Challenge
Transcribe the records that follow. Keep every word exactly, and drop the pictures.

Information provided

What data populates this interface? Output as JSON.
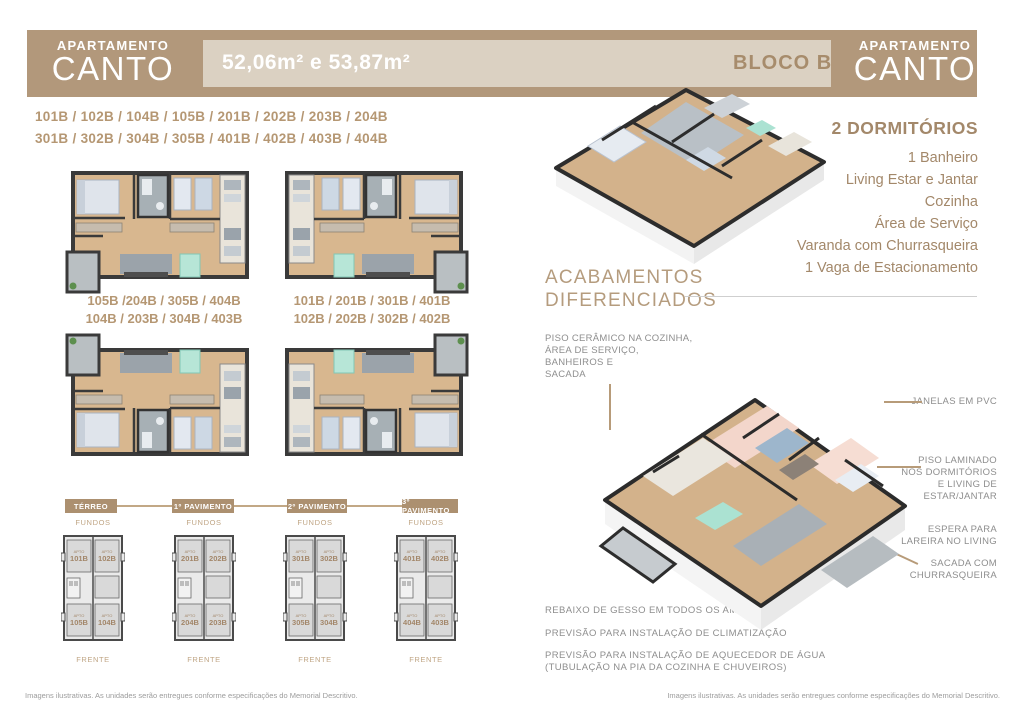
{
  "header": {
    "left_banner": {
      "top": "APARTAMENTO",
      "title": "CANTO"
    },
    "right_banner": {
      "top": "APARTAMENTO",
      "title": "CANTO"
    },
    "area_label": "52,06m² e 53,87m²",
    "bloco_label": "BLOCO B"
  },
  "units_line1": "101B / 102B / 104B / 105B / 201B / 202B / 203B / 204B",
  "units_line2": "301B / 302B / 304B / 305B / 401B / 402B / 403B / 404B",
  "plan_labels": {
    "left_top": "105B /204B / 305B / 404B",
    "left_bottom": "104B / 203B / 304B / 403B",
    "right_top": "101B / 201B / 301B / 401B",
    "right_bottom": "102B / 202B / 302B / 402B"
  },
  "details": {
    "title": "2 DORMITÓRIOS",
    "items": [
      "1 Banheiro",
      "Living Estar e Jantar",
      "Cozinha",
      "Área de Serviço",
      "Varanda com Churrasqueira",
      "1 Vaga de Estacionamento"
    ]
  },
  "acabamentos": {
    "line1": "ACABAMENTOS",
    "line2": "DIFERENCIADOS"
  },
  "callouts": {
    "piso_ceramico_lines": [
      "PISO CERÂMICO NA COZINHA,",
      "ÁREA DE SERVIÇO,",
      "BANHEIROS E",
      "SACADA"
    ],
    "janelas": "JANELAS EM PVC",
    "piso_laminado_lines": [
      "PISO LAMINADO",
      "NOS DORMITÓRIOS",
      "E LIVING DE",
      "ESTAR/JANTAR"
    ],
    "espera_lines": [
      "ESPERA PARA",
      "LAREIRA NO LIVING"
    ],
    "sacada_lines": [
      "SACADA COM",
      "CHURRASQUEIRA"
    ]
  },
  "features": [
    "REBAIXO DE GESSO EM TODOS OS AMBIENTES",
    "PREVISÃO PARA INSTALAÇÃO DE CLIMATIZAÇÃO",
    "PREVISÃO PARA INSTALAÇÃO DE AQUECEDOR DE ÁGUA",
    "(TUBULAÇÃO NA PIA DA COZINHA E CHUVEIROS)"
  ],
  "apto_label": "APTO",
  "fundos_label": "FUNDOS",
  "frente_label": "FRENTE",
  "pavimentos": [
    {
      "label": "TÉRREO",
      "units": {
        "tl": "101B",
        "tr": "102B",
        "bl": "105B",
        "br": "104B"
      }
    },
    {
      "label": "1º PAVIMENTO",
      "units": {
        "tl": "201B",
        "tr": "202B",
        "bl": "204B",
        "br": "203B"
      }
    },
    {
      "label": "2º PAVIMENTO",
      "units": {
        "tl": "301B",
        "tr": "302B",
        "bl": "305B",
        "br": "304B"
      }
    },
    {
      "label": "3º PAVIMENTO",
      "units": {
        "tl": "401B",
        "tr": "402B",
        "bl": "404B",
        "br": "403B"
      }
    }
  ],
  "footer_left": "Imagens ilustrativas. As unidades serão entregues conforme especificações do Memorial Descritivo.",
  "footer_right": "Imagens ilustrativas. As unidades serão entregues conforme especificações do Memorial Descritivo.",
  "colors": {
    "brown_band": "#b2987b",
    "light_tan": "#dbd1c2",
    "text_brown": "#b59773",
    "leader_tan": "#b79b79",
    "gray_text": "#8e8e8e"
  }
}
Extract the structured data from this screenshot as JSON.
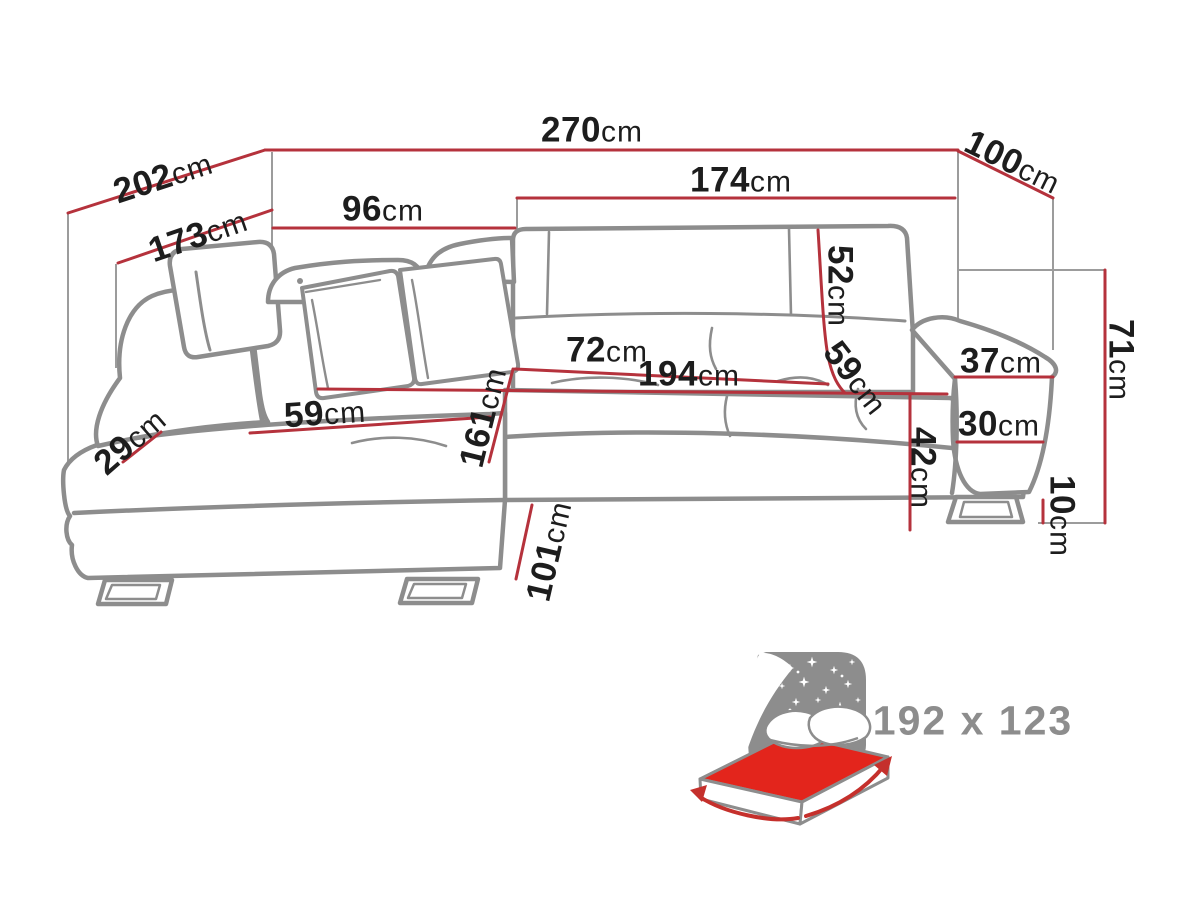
{
  "diagram_title": "corner-sofa-dimension-drawing",
  "dimensions": {
    "overall_width": {
      "value": "270",
      "unit": "cm"
    },
    "left_side_depth": {
      "value": "202",
      "unit": "cm"
    },
    "right_side_depth": {
      "value": "100",
      "unit": "cm"
    },
    "right_section_width": {
      "value": "174",
      "unit": "cm"
    },
    "chaise_top_width": {
      "value": "96",
      "unit": "cm"
    },
    "chaise_inner_length": {
      "value": "173",
      "unit": "cm"
    },
    "backrest_height": {
      "value": "52",
      "unit": "cm"
    },
    "seat_depth_right": {
      "value": "59",
      "unit": "cm"
    },
    "seat_depth_front": {
      "value": "72",
      "unit": "cm"
    },
    "seat_width_total": {
      "value": "194",
      "unit": "cm"
    },
    "armrest_top_width": {
      "value": "37",
      "unit": "cm"
    },
    "armrest_front_height": {
      "value": "30",
      "unit": "cm"
    },
    "seat_height": {
      "value": "42",
      "unit": "cm"
    },
    "leg_height": {
      "value": "10",
      "unit": "cm"
    },
    "total_height": {
      "value": "71",
      "unit": "cm"
    },
    "chaise_length": {
      "value": "161",
      "unit": "cm"
    },
    "chaise_seat_width": {
      "value": "59",
      "unit": "cm"
    },
    "front_corner_width": {
      "value": "29",
      "unit": "cm"
    },
    "chaise_outer_length": {
      "value": "101",
      "unit": "cm"
    }
  },
  "sleeping_area": {
    "label": "192 x 123"
  },
  "colors": {
    "dimension_red": "#b5323c",
    "drawing_gray": "#8d8d8d",
    "extension_gray": "#9c9c9c",
    "text_dark": "#1d1d1d",
    "icon_gray": "#8d8d8d",
    "mattress_red": "#e3251c",
    "arrow_red": "#c5302c"
  }
}
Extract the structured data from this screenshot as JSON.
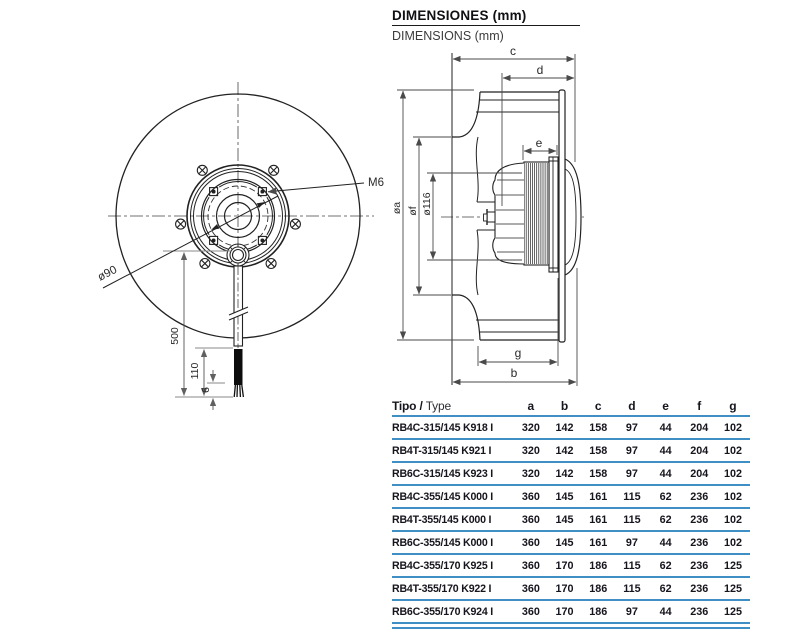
{
  "page": {
    "title": "DIMENSIONES (mm)",
    "subtitle": "DIMENSIONS (mm)"
  },
  "colors": {
    "accent_blue": "#3f8fc5",
    "drawing_line": "#222222",
    "dim_line_gray": "#8a8a8a"
  },
  "front_view": {
    "labels": {
      "thread": "M6",
      "bolt_circle_diameter": "ø90",
      "cable_length": "500",
      "cable_free_length": "110",
      "strip_length": "6"
    }
  },
  "side_view": {
    "labels": {
      "c": "c",
      "d": "d",
      "e": "e",
      "g": "g",
      "b": "b",
      "dia_a": "øa",
      "dia_f": "øf",
      "dia_116": "ø116"
    }
  },
  "table": {
    "header": {
      "type_bold": "Tipo /",
      "type_regular": "Type",
      "columns": [
        "a",
        "b",
        "c",
        "d",
        "e",
        "f",
        "g"
      ]
    },
    "rows": [
      {
        "type": "RB4C-315/145 K918 I",
        "values": [
          "320",
          "142",
          "158",
          "97",
          "44",
          "204",
          "102"
        ]
      },
      {
        "type": "RB4T-315/145 K921 I",
        "values": [
          "320",
          "142",
          "158",
          "97",
          "44",
          "204",
          "102"
        ]
      },
      {
        "type": "RB6C-315/145 K923 I",
        "values": [
          "320",
          "142",
          "158",
          "97",
          "44",
          "204",
          "102"
        ]
      },
      {
        "type": "RB4C-355/145 K000 I",
        "values": [
          "360",
          "145",
          "161",
          "115",
          "62",
          "236",
          "102"
        ]
      },
      {
        "type": "RB4T-355/145 K000 I",
        "values": [
          "360",
          "145",
          "161",
          "115",
          "62",
          "236",
          "102"
        ]
      },
      {
        "type": "RB6C-355/145 K000 I",
        "values": [
          "360",
          "145",
          "161",
          "97",
          "44",
          "236",
          "102"
        ]
      },
      {
        "type": "RB4C-355/170 K925 I",
        "values": [
          "360",
          "170",
          "186",
          "115",
          "62",
          "236",
          "125"
        ]
      },
      {
        "type": "RB4T-355/170 K922 I",
        "values": [
          "360",
          "170",
          "186",
          "115",
          "62",
          "236",
          "125"
        ]
      },
      {
        "type": "RB6C-355/170 K924 I",
        "values": [
          "360",
          "170",
          "186",
          "97",
          "44",
          "236",
          "125"
        ]
      }
    ]
  }
}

Response to the task
What data populates this interface? Output as JSON.
{
  "header": {
    "left_banner": {
      "top": "APARTAMENTO",
      "title": "CANTO"
    },
    "right_banner": {
      "top": "APARTAMENTO",
      "title": "CANTO"
    },
    "area_label": "52,06m² e 53,87m²",
    "bloco_label": "BLOCO B"
  },
  "units_line1": "101B / 102B / 104B / 105B / 201B / 202B / 203B / 204B",
  "units_line2": "301B / 302B / 304B / 305B / 401B / 402B / 403B / 404B",
  "plan_labels": {
    "left_top": "105B /204B / 305B / 404B",
    "left_bottom": "104B / 203B / 304B / 403B",
    "right_top": "101B / 201B / 301B / 401B",
    "right_bottom": "102B / 202B / 302B / 402B"
  },
  "details": {
    "title": "2 DORMITÓRIOS",
    "items": [
      "1 Banheiro",
      "Living Estar e Jantar",
      "Cozinha",
      "Área de Serviço",
      "Varanda com Churrasqueira",
      "1 Vaga de Estacionamento"
    ]
  },
  "acabamentos": {
    "line1": "ACABAMENTOS",
    "line2": "DIFERENCIADOS"
  },
  "callouts": {
    "piso_ceramico_lines": [
      "PISO CERÂMICO NA COZINHA,",
      "ÁREA DE SERVIÇO,",
      "BANHEIROS E",
      "SACADA"
    ],
    "janelas": "JANELAS EM PVC",
    "piso_laminado_lines": [
      "PISO LAMINADO",
      "NOS DORMITÓRIOS",
      "E LIVING DE",
      "ESTAR/JANTAR"
    ],
    "espera_lines": [
      "ESPERA PARA",
      "LAREIRA NO LIVING"
    ],
    "sacada_lines": [
      "SACADA COM",
      "CHURRASQUEIRA"
    ]
  },
  "features": [
    "REBAIXO DE GESSO EM TODOS OS AMBIENTES",
    "PREVISÃO PARA INSTALAÇÃO DE CLIMATIZAÇÃO",
    "PREVISÃO PARA INSTALAÇÃO DE AQUECEDOR DE ÁGUA",
    "(TUBULAÇÃO NA PIA DA COZINHA E CHUVEIROS)"
  ],
  "apto_label": "APTO",
  "fundos_label": "FUNDOS",
  "frente_label": "FRENTE",
  "pavimentos": [
    {
      "label": "TÉRREO",
      "units": {
        "tl": "101B",
        "tr": "102B",
        "bl": "105B",
        "br": "104B"
      }
    },
    {
      "label": "1º PAVIMENTO",
      "units": {
        "tl": "201B",
        "tr": "202B",
        "bl": "204B",
        "br": "203B"
      }
    },
    {
      "label": "2º PAVIMENTO",
      "units": {
        "tl": "301B",
        "tr": "302B",
        "bl": "305B",
        "br": "304B"
      }
    },
    {
      "label": "3º PAVIMENTO",
      "units": {
        "tl": "401B",
        "tr": "402B",
        "bl": "404B",
        "br": "403B"
      }
    }
  ],
  "footer_left": "Imagens ilustrativas. As unidades serão entregues conforme especificações do Memorial Descritivo.",
  "footer_right": "Imagens ilustrativas. As unidades serão entregues conforme especificações do Memorial Descritivo.",
  "colors": {
    "brown_band": "#b2987b",
    "light_tan": "#dbd1c2",
    "text_brown": "#b59773",
    "leader_tan": "#b79b79",
    "gray_text": "#8e8e8e"
  }
}
Extract the structured data from this screenshot as JSON.
{
  "diagram_title": "corner-sofa-dimension-drawing",
  "dimensions": {
    "overall_width": {
      "value": "270",
      "unit": "cm"
    },
    "left_side_depth": {
      "value": "202",
      "unit": "cm"
    },
    "right_side_depth": {
      "value": "100",
      "unit": "cm"
    },
    "right_section_width": {
      "value": "174",
      "unit": "cm"
    },
    "chaise_top_width": {
      "value": "96",
      "unit": "cm"
    },
    "chaise_inner_length": {
      "value": "173",
      "unit": "cm"
    },
    "backrest_height": {
      "value": "52",
      "unit": "cm"
    },
    "seat_depth_right": {
      "value": "59",
      "unit": "cm"
    },
    "seat_depth_front": {
      "value": "72",
      "unit": "cm"
    },
    "seat_width_total": {
      "value": "194",
      "unit": "cm"
    },
    "armrest_top_width": {
      "value": "37",
      "unit": "cm"
    },
    "armrest_front_height": {
      "value": "30",
      "unit": "cm"
    },
    "seat_height": {
      "value": "42",
      "unit": "cm"
    },
    "leg_height": {
      "value": "10",
      "unit": "cm"
    },
    "total_height": {
      "value": "71",
      "unit": "cm"
    },
    "chaise_length": {
      "value": "161",
      "unit": "cm"
    },
    "chaise_seat_width": {
      "value": "59",
      "unit": "cm"
    },
    "front_corner_width": {
      "value": "29",
      "unit": "cm"
    },
    "chaise_outer_length": {
      "value": "101",
      "unit": "cm"
    }
  },
  "sleeping_area": {
    "label": "192 x 123"
  },
  "colors": {
    "dimension_red": "#b5323c",
    "drawing_gray": "#8d8d8d",
    "extension_gray": "#9c9c9c",
    "text_dark": "#1d1d1d",
    "icon_gray": "#8d8d8d",
    "mattress_red": "#e3251c",
    "arrow_red": "#c5302c"
  }
}
Extract the structured data from this screenshot as JSON.
{
  "page": {
    "title": "DIMENSIONES (mm)",
    "subtitle": "DIMENSIONS (mm)"
  },
  "colors": {
    "accent_blue": "#3f8fc5",
    "drawing_line": "#222222",
    "dim_line_gray": "#8a8a8a"
  },
  "front_view": {
    "labels": {
      "thread": "M6",
      "bolt_circle_diameter": "ø90",
      "cable_length": "500",
      "cable_free_length": "110",
      "strip_length": "6"
    }
  },
  "side_view": {
    "labels": {
      "c": "c",
      "d": "d",
      "e": "e",
      "g": "g",
      "b": "b",
      "dia_a": "øa",
      "dia_f": "øf",
      "dia_116": "ø116"
    }
  },
  "table": {
    "header": {
      "type_bold": "Tipo /",
      "type_regular": "Type",
      "columns": [
        "a",
        "b",
        "c",
        "d",
        "e",
        "f",
        "g"
      ]
    },
    "rows": [
      {
        "type": "RB4C-315/145 K918 I",
        "values": [
          "320",
          "142",
          "158",
          "97",
          "44",
          "204",
          "102"
        ]
      },
      {
        "type": "RB4T-315/145 K921 I",
        "values": [
          "320",
          "142",
          "158",
          "97",
          "44",
          "204",
          "102"
        ]
      },
      {
        "type": "RB6C-315/145 K923 I",
        "values": [
          "320",
          "142",
          "158",
          "97",
          "44",
          "204",
          "102"
        ]
      },
      {
        "type": "RB4C-355/145 K000 I",
        "values": [
          "360",
          "145",
          "161",
          "115",
          "62",
          "236",
          "102"
        ]
      },
      {
        "type": "RB4T-355/145 K000 I",
        "values": [
          "360",
          "145",
          "161",
          "115",
          "62",
          "236",
          "102"
        ]
      },
      {
        "type": "RB6C-355/145 K000 I",
        "values": [
          "360",
          "145",
          "161",
          "97",
          "44",
          "236",
          "102"
        ]
      },
      {
        "type": "RB4C-355/170 K925 I",
        "values": [
          "360",
          "170",
          "186",
          "115",
          "62",
          "236",
          "125"
        ]
      },
      {
        "type": "RB4T-355/170 K922 I",
        "values": [
          "360",
          "170",
          "186",
          "115",
          "62",
          "236",
          "125"
        ]
      },
      {
        "type": "RB6C-355/170 K924 I",
        "values": [
          "360",
          "170",
          "186",
          "97",
          "44",
          "236",
          "125"
        ]
      }
    ]
  }
}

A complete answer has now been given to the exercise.